**EXERCISE**
Do not carry the pictures over; copy every other part of the entries exactly.
:: MATERIAL TO PROCESS
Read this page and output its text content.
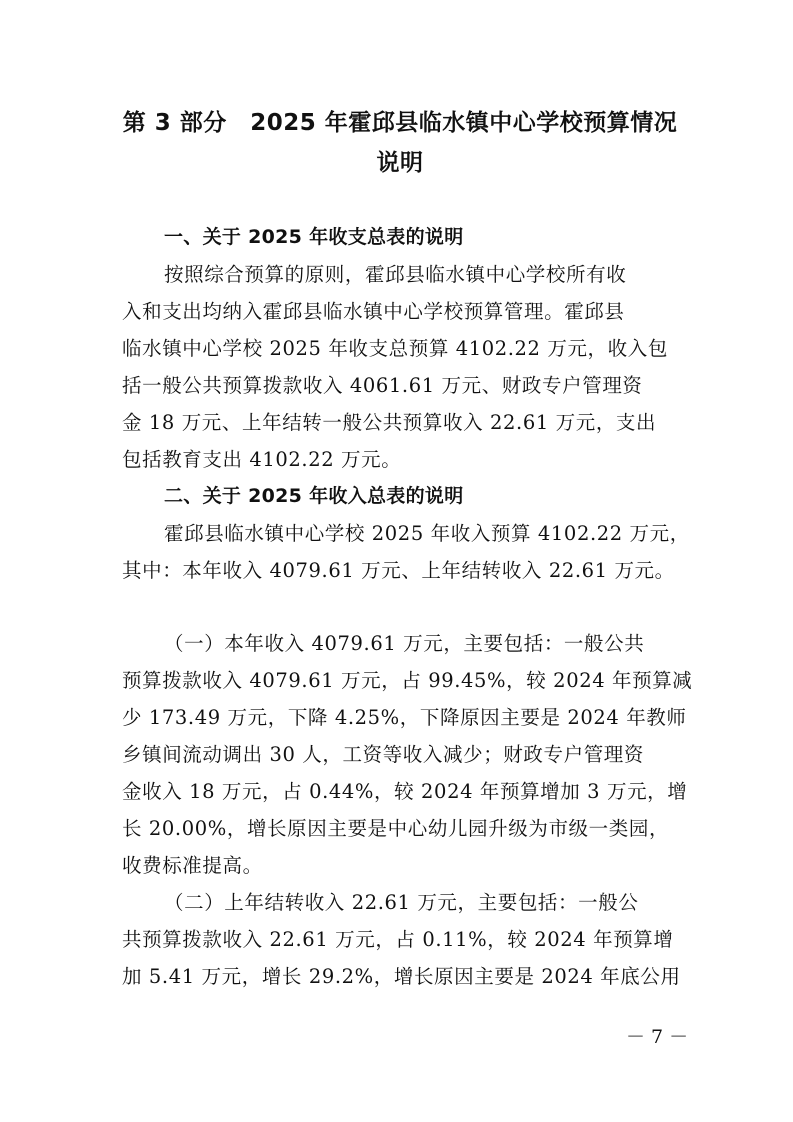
第 3 部分　2025 年霍邱县临水镇中心学校预算情况
说明
一、关于 2025 年收支总表的说明
按照综合预算的原则，霍邱县临水镇中心学校所有收
入和支出均纳入霍邱县临水镇中心学校预算管理。霍邱县
临水镇中心学校 2025 年收支总预算 4102.22 万元，收入包
括一般公共预算拨款收入 4061.61 万元、财政专户管理资
金 18 万元、上年结转一般公共预算收入 22.61 万元，支出
包括教育支出 4102.22 万元。
二、关于 2025 年收入总表的说明
霍邱县临水镇中心学校 2025 年收入预算 4102.22 万元，
其中：本年收入 4079.61 万元、上年结转收入 22.61 万元。
（一）本年收入 4079.61 万元，主要包括：一般公共
预算拨款收入 4079.61 万元，占 99.45%，较 2024 年预算减
少 173.49 万元，下降 4.25%，下降原因主要是 2024 年教师
乡镇间流动调出 30 人，工资等收入减少；财政专户管理资
金收入 18 万元，占 0.44%，较 2024 年预算增加 3 万元，增
长 20.00%，增长原因主要是中心幼儿园升级为市级一类园，
收费标准提高。
（二）上年结转收入 22.61 万元，主要包括：一般公
共预算拨款收入 22.61 万元，占 0.11%，较 2024 年预算增
加 5.41 万元，增长 29.2%，增长原因主要是 2024 年底公用
－ 7 －
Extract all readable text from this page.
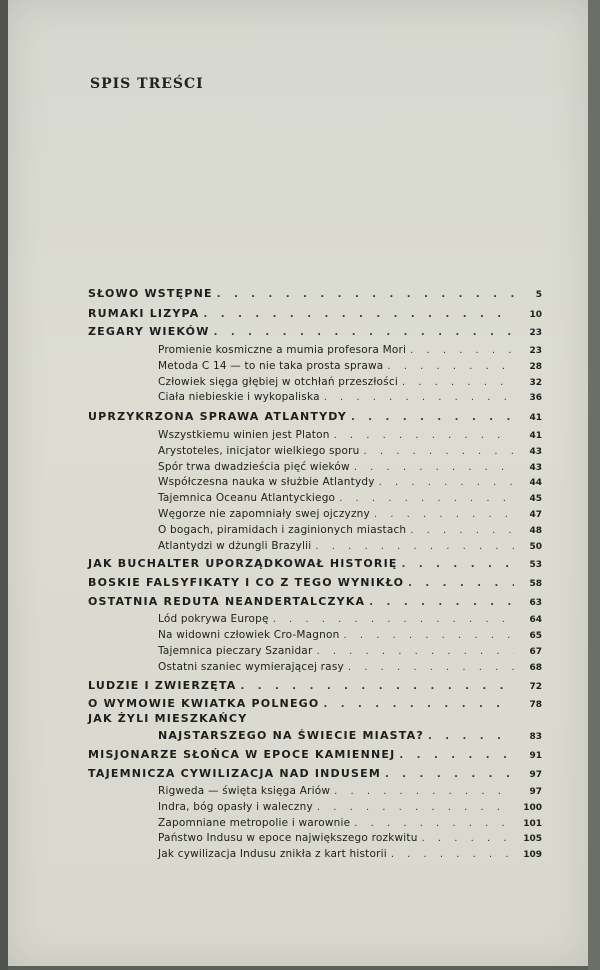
SPIS TREŚCI
SŁOWO WSTĘPNE . . .	5
RUMAKI LIZYPA . . .	10
ZEGARY WIEKÓW . . .	23
Promienie kosmiczne a mumia profesora Mori . . .	23
Metoda C 14 — to nie taka prosta sprawa . . .	28
Człowiek sięga głębiej w otchłań przeszłości . . .	32
Ciała niebieskie i wykopaliska . . .	36
UPRZYKRZONA SPRAWA ATLANTYDY . . .	41
Wszystkiemu winien jest Platon . . .	41
Arystoteles, inicjator wielkiego sporu . . .	43
Spór trwa dwadzieścia pięć wieków . . .	43
Współczesna nauka w służbie Atlantydy . . .	44
Tajemnica Oceanu Atlantyckiego . . .	45
Węgorze nie zapomniały swej ojczyzny . . .	47
O bogach, piramidach i zaginionych miastach . . .	48
Atlantydzi w dżungli Brazylii . . .	50
JAK BUCHALTER UPORZĄDKOWAŁ HISTORIĘ . . .	53
BOSKIE FALSYFIKATY I CO Z TEGO WYNIKŁO . . .	58
OSTATNIA REDUTA NEANDERTALCZYKA . . .	63
Lód pokrywa Europę . . .	64
Na widowni człowiek Cro-Magnon . . .	65
Tajemnica pieczary Szanidar . . .	67
Ostatni szaniec wymierającej rasy . . .	68
LUDZIE I ZWIERZĘTA . . .	72
O WYMOWIE KWIATKA POLNEGO . . .	78
JAK ŻYLI MIESZKAŃCY
NAJSTARSZEGO NA ŚWIECIE MIASTA? . . .	83
MISJONARZE SŁOŃCA W EPOCE KAMIENNEJ . . .	91
TAJEMNICZA CYWILIZACJA NAD INDUSEM . . .	97
Rigweda — święta księga Ariów . . .	97
Indra, bóg opasły i waleczny . . .	100
Zapomniane metropolie i warownie . . .	101
Państwo Indusu w epoce największego rozkwitu . . .	105
Jak cywilizacja Indusu znikła z kart historii . . .	109
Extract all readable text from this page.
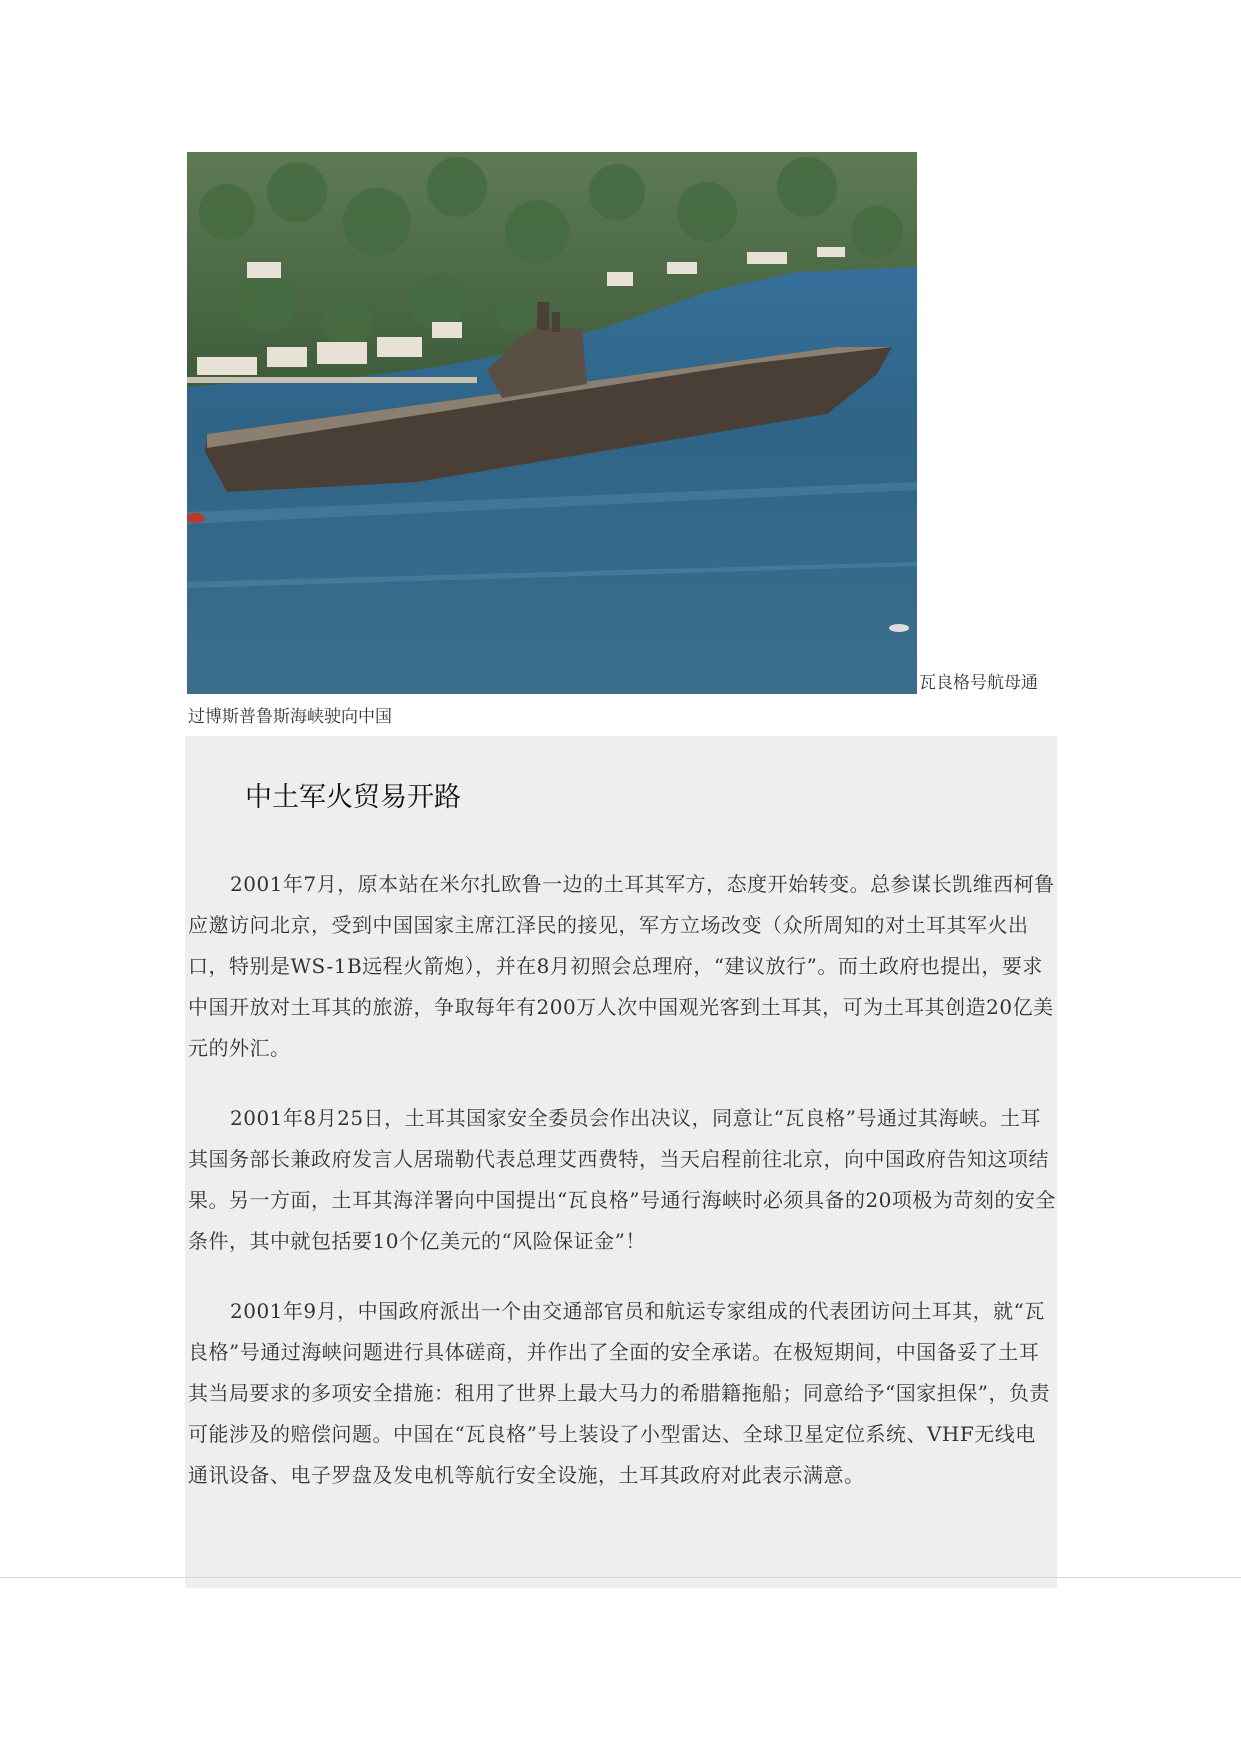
瓦良格号航母通
过博斯普鲁斯海峡驶向中国
中土军火贸易开路

2001年7月，原本站在米尔扎欧鲁一边的土耳其军方，态度开始转变。总参谋长凯维西柯鲁应邀访问北京，受到中国国家主席江泽民的接见，军方立场改变（众所周知的对土耳其军火出口，特别是WS-1B远程火箭炮），并在8月初照会总理府，“建议放行”。而土政府也提出，要求中国开放对土耳其的旅游，争取每年有200万人次中国观光客到土耳其，可为土耳其创造20亿美元的外汇。

2001年8月25日，土耳其国家安全委员会作出决议，同意让“瓦良格”号通过其海峡。土耳其国务部长兼政府发言人居瑞勒代表总理艾西费特，当天启程前往北京，向中国政府告知这项结果。另一方面，土耳其海洋署向中国提出“瓦良格”号通行海峡时必须具备的20项极为苛刻的安全条件，其中就包括要10个亿美元的“风险保证金”！

2001年9月，中国政府派出一个由交通部官员和航运专家组成的代表团访问土耳其，就“瓦良格”号通过海峡问题进行具体磋商，并作出了全面的安全承诺。在极短期间，中国备妥了土耳其当局要求的多项安全措施：租用了世界上最大马力的希腊籍拖船；同意给予“国家担保”，负责可能涉及的赔偿问题。中国在“瓦良格”号上装设了小型雷达、全球卫星定位系统、VHF无线电通讯设备、电子罗盘及发电机等航行安全设施，土耳其政府对此表示满意。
::::
**SOLUTION**
Read this page and output its text content.
第 3 部分　2025 年霍邱县临水镇中心学校预算情况
说明
一、关于 2025 年收支总表的说明
按照综合预算的原则，霍邱县临水镇中心学校所有收
入和支出均纳入霍邱县临水镇中心学校预算管理。霍邱县
临水镇中心学校 2025 年收支总预算 4102.22 万元，收入包
括一般公共预算拨款收入 4061.61 万元、财政专户管理资
金 18 万元、上年结转一般公共预算收入 22.61 万元，支出
包括教育支出 4102.22 万元。
二、关于 2025 年收入总表的说明
霍邱县临水镇中心学校 2025 年收入预算 4102.22 万元，
其中：本年收入 4079.61 万元、上年结转收入 22.61 万元。
（一）本年收入 4079.61 万元，主要包括：一般公共
预算拨款收入 4079.61 万元，占 99.45%，较 2024 年预算减
少 173.49 万元，下降 4.25%，下降原因主要是 2024 年教师
乡镇间流动调出 30 人，工资等收入减少；财政专户管理资
金收入 18 万元，占 0.44%，较 2024 年预算增加 3 万元，增
长 20.00%，增长原因主要是中心幼儿园升级为市级一类园，
收费标准提高。
（二）上年结转收入 22.61 万元，主要包括：一般公
共预算拨款收入 22.61 万元，占 0.11%，较 2024 年预算增
加 5.41 万元，增长 29.2%，增长原因主要是 2024 年底公用
－ 7 －
Extract all readable text from this page.
SPIS TREŚCI
SŁOWO WSTĘPNE . . .	5
RUMAKI LIZYPA . . .	10
ZEGARY WIEKÓW . . .	23
Promienie kosmiczne a mumia profesora Mori . . .	23
Metoda C 14 — to nie taka prosta sprawa . . .	28
Człowiek sięga głębiej w otchłań przeszłości . . .	32
Ciała niebieskie i wykopaliska . . .	36
UPRZYKRZONA SPRAWA ATLANTYDY . . .	41
Wszystkiemu winien jest Platon . . .	41
Arystoteles, inicjator wielkiego sporu . . .	43
Spór trwa dwadzieścia pięć wieków . . .	43
Współczesna nauka w służbie Atlantydy . . .	44
Tajemnica Oceanu Atlantyckiego . . .	45
Węgorze nie zapomniały swej ojczyzny . . .	47
O bogach, piramidach i zaginionych miastach . . .	48
Atlantydzi w dżungli Brazylii . . .	50
JAK BUCHALTER UPORZĄDKOWAŁ HISTORIĘ . . .	53
BOSKIE FALSYFIKATY I CO Z TEGO WYNIKŁO . . .	58
OSTATNIA REDUTA NEANDERTALCZYKA . . .	63
Lód pokrywa Europę . . .	64
Na widowni człowiek Cro-Magnon . . .	65
Tajemnica pieczary Szanidar . . .	67
Ostatni szaniec wymierającej rasy . . .	68
LUDZIE I ZWIERZĘTA . . .	72
O WYMOWIE KWIATKA POLNEGO . . .	78
JAK ŻYLI MIESZKAŃCY
NAJSTARSZEGO NA ŚWIECIE MIASTA? . . .	83
MISJONARZE SŁOŃCA W EPOCE KAMIENNEJ . . .	91
TAJEMNICZA CYWILIZACJA NAD INDUSEM . . .	97
Rigweda — święta księga Ariów . . .	97
Indra, bóg opasły i waleczny . . .	100
Zapomniane metropolie i warownie . . .	101
Państwo Indusu w epoce największego rozkwitu . . .	105
Jak cywilizacja Indusu znikła z kart historii . . .	109
Extract all readable text from this page.
瓦良格号航母通
过博斯普鲁斯海峡驶向中国
中土军火贸易开路

2001年7月，原本站在米尔扎欧鲁一边的土耳其军方，态度开始转变。总参谋长凯维西柯鲁应邀访问北京，受到中国国家主席江泽民的接见，军方立场改变（众所周知的对土耳其军火出口，特别是WS-1B远程火箭炮），并在8月初照会总理府，“建议放行”。而土政府也提出，要求中国开放对土耳其的旅游，争取每年有200万人次中国观光客到土耳其，可为土耳其创造20亿美元的外汇。

2001年8月25日，土耳其国家安全委员会作出决议，同意让“瓦良格”号通过其海峡。土耳其国务部长兼政府发言人居瑞勒代表总理艾西费特，当天启程前往北京，向中国政府告知这项结果。另一方面，土耳其海洋署向中国提出“瓦良格”号通行海峡时必须具备的20项极为苛刻的安全条件，其中就包括要10个亿美元的“风险保证金”！

2001年9月，中国政府派出一个由交通部官员和航运专家组成的代表团访问土耳其，就“瓦良格”号通过海峡问题进行具体磋商，并作出了全面的安全承诺。在极短期间，中国备妥了土耳其当局要求的多项安全措施：租用了世界上最大马力的希腊籍拖船；同意给予“国家担保”，负责可能涉及的赔偿问题。中国在“瓦良格”号上装设了小型雷达、全球卫星定位系统、VHF无线电通讯设备、电子罗盘及发电机等航行安全设施，土耳其政府对此表示满意。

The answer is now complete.